*** Extract to read ***
Topic: About herbs/plants  (Read 10224 times)


free8082002

« on: January 13, 2018, 09:56:44 AM »
I harvest heather, but game say its useless without flower? I guess use the plant for feed fire?

Also: How I remove withered? Fire?

If both answer are fire, need flamethrower. I spent hours gathering useless plants.

PALU

« Reply #1 on: January 13, 2018, 12:57:21 PM »
Heather gathered after flowering is useless, and you shouldn't really be able to harvest it (kind of a bug, in my view).
You can get rid of junk by dropping it on the ground and then press 'D'(estroy). I don't know if harvested plants burn or if they contribute to fires.

I don't know if fire will remove withered plants, but given that one of the latest beta changes was that fire should destroy ground cover you might try to drop 3 branches on the tile and setting fire to them.

free8082002

« Reply #2 on: January 13, 2018, 07:34:15 PM »
After some test:
Heather dont burn. And youre right, they appear completely useless.
Withered plants disappear in the "Dead Month" . And can be burned, but its useless cause you cannot plant anything at that time of year.

PALU

« Reply #3 on: January 13, 2018, 08:13:17 PM »
Actually, different plants wither and disappear at different times of the year, and plants can be planted before they wither, to wither and die but regrow the next year (autumn planting). This means that you could do away with some early withering plants to sow something that withers later, but note that as withering plants will regrow the next year, you might not actually want to do that.
I originally thought only rye and barley could be planted during the autumn, but as far as I can see it works for all crops (my hemp and broad beans have sprouted, but it's too early for the May crops yet).
The advantage of autumn planting is that those plants will sprout even if the snow cover is thick when they're due, so you might miss out of a couple of months of the growth cycle for April sprouting crops if you're forced to wait until the snow disappears.
The big disadvantage is that you get an additional window for pests to eat your plants (damned badgers...) in the autumn/early winter.

free8082002

« Reply #4 on: January 13, 2018, 08:47:29 PM »
Regrow without more seeds?
They regrow at the right time or are doomed to wither?

I now understand the presence of badgers around the house. I dont pay attention to them because try dont kill more than necessary. The place is full of birds :p

PALU

« Reply #5 on: January 13, 2018, 10:53:55 PM »
Yes, the regrow from the plants that withered, so no additional seeds are needed.

Killing heaps of birds is bad for your karma in 3.50betaX...

shorun

« Reply #6 on: January 15, 2018, 05:59:52 PM »
Yes, the regrow from the plants that withered, so no additional seeds are needed.
*** End of Extract to read ***
*** Extracted data ***
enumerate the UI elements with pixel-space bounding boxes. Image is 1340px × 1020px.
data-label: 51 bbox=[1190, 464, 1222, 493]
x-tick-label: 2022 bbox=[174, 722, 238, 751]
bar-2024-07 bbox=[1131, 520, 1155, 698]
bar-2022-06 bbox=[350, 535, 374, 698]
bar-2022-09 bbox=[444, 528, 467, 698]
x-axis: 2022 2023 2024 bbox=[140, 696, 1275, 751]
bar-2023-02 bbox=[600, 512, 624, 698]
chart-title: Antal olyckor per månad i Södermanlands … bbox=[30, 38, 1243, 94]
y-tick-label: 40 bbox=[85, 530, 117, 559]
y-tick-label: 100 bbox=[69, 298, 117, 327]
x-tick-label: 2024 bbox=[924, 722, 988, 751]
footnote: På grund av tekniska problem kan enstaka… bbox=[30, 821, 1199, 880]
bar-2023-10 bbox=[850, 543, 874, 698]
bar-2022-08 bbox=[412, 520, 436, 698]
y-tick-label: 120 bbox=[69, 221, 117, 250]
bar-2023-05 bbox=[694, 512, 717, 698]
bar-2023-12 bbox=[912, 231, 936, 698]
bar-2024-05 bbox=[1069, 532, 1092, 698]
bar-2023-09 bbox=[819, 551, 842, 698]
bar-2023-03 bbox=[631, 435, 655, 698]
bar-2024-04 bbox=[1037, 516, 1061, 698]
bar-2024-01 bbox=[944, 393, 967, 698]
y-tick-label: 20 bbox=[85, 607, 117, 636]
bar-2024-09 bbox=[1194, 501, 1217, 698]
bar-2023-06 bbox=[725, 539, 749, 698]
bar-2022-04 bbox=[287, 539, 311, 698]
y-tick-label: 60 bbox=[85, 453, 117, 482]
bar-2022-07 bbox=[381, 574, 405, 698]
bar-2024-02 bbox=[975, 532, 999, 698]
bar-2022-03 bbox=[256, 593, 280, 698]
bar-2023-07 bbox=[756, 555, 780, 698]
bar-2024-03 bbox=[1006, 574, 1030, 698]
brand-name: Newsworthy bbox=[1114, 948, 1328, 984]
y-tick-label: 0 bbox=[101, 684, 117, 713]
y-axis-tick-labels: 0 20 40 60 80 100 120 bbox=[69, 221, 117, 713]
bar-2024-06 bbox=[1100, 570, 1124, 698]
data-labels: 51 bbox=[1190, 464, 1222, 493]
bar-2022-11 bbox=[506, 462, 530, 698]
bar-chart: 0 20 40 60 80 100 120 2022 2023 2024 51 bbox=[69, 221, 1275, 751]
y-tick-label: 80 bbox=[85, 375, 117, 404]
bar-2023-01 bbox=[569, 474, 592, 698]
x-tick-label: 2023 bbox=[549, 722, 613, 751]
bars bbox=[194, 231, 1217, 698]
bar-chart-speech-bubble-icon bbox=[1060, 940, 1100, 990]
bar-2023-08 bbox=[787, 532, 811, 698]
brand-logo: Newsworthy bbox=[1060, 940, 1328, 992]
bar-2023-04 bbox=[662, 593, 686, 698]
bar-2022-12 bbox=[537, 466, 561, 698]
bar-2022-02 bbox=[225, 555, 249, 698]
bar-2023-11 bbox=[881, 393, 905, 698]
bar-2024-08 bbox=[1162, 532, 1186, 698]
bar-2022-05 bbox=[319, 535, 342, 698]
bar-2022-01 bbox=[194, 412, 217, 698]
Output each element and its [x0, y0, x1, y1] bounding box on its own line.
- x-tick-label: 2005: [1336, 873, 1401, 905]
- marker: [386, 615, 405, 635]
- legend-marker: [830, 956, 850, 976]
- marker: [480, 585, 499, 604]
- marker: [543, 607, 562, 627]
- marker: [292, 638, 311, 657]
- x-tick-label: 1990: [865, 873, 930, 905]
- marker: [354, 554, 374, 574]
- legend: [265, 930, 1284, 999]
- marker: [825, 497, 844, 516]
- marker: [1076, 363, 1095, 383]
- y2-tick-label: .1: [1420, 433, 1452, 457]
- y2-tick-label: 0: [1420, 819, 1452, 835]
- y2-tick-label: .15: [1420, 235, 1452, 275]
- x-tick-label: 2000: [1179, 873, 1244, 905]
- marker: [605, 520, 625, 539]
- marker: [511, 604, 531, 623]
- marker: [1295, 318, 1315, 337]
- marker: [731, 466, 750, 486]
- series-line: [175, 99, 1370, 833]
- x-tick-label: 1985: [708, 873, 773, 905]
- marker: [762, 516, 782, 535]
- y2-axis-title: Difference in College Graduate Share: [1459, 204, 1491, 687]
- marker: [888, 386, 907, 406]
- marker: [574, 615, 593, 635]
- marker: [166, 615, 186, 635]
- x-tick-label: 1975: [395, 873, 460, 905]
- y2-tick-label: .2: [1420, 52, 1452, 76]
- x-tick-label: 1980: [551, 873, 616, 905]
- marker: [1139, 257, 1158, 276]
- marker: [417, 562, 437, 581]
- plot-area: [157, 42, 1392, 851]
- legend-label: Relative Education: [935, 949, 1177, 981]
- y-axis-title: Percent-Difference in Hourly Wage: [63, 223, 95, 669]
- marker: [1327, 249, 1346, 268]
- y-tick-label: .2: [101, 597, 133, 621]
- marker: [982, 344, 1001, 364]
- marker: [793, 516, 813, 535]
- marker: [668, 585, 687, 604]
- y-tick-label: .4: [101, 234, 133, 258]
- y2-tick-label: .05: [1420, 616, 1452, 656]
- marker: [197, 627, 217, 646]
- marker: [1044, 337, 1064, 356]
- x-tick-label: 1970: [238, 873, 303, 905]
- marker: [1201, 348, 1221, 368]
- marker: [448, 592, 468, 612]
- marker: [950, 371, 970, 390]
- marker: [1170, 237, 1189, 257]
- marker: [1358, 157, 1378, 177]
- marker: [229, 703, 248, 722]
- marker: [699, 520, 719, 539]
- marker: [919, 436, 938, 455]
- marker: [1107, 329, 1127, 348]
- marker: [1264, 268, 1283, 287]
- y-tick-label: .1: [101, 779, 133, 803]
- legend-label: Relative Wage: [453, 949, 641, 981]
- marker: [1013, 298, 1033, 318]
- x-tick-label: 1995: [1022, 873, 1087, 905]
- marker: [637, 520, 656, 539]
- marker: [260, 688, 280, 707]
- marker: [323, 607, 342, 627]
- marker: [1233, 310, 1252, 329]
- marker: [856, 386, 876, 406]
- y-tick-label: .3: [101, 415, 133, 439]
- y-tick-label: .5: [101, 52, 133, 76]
*** End of Extracted data ***
- Required action 1 -
Set down everything from "The advantage of" down to "the autumn/early winter." in the forum thread about herbs and plants, word for word.
- Required action 2 -
Turn the paragraph in the herbs and plants thread that begins "Actually, different plants wither" into a short bulleted list that keeps its main facts.
- Required action 3 -
Extend the forum thread about herbs and plants by writing what comes after its final post.

- Answer area 1 -
The advantage of autumn planting is that those plants will sprout even if the snow cover is thick when they're due, so you might miss out of a couple of months of the growth cycle for April sprouting crops if you're forced to wait until the snow disappears.
The big disadvantage is that you get an additional window for pests to eat your plants (damned badgers...) in the autumn/early winter.

- Answer area 2 -
- Different plants wither and disappear at different times of the year.
- Plants can be planted before they wither. They then wither and die but regrow the next year (autumn planting).
- This means some early-withering plants could be cleared away to sow something that withers later.
- Withering plants regrow the next year, so you might not want to do that.

- Answer area 3 -
Killing heaps of birds is bad for your karma in 3.50betaX...

this is good, i find the game should somehow punish you if you take to much.

after all, one person can't possibly eat all those birds. and one stag will set you for well over a month, that includes feeding 2 dogs with it. so i really dont see why one would catch everything they come across.

caethan

« Reply #7 on: January 15, 2018, 06:21:28 PM »
> after all, one person can't possibly eat all those birds.

This isn't really true.  I like to live off of small game, and it's much harder now.  Birds only give you a couple of cuts, enough for a day at most.  And trapping a bird a day will get you in trouble.

PALU

« Reply #8 on: January 15, 2018, 10:35:13 PM »
Like caethan said, sacrificing seems to be capable of "paying" for about one animal per day, regardless of size. If you're hunting actively you can regulate the flow somewhat by stopping when you have enough, but if you use traps you have no control over when animals enter them (and they tend to arrive in groups as well).

There are some things I dislike about the changed sacrificial system:
1. The price seems to be one animal = 1 demerit point (and you seem to get those for chopping trees as well). It would make a lot more sense if bigger animals had a higher "cost", if for no other reason than to avoid punishing a small game hunting life style unfairly.
2. A daily sacrificial chore that is also the maximum sacrifice that has any effect doesn't seem right to me. As far as I know, most cultures performed sacrifices either in anticipation of something (before a sea voyage, etc.), or in gratitude to something (killing an elk, winning over an enemy, a good harvest, etc., or to ward off bad luck (diseases, etc., especially when something was going around).
3. A common sacrificial pool for all sacrifices doesn't seem right either. The spirits of the water ought not to care of whether you've sacrifices to the spirits of the forest and vice versa.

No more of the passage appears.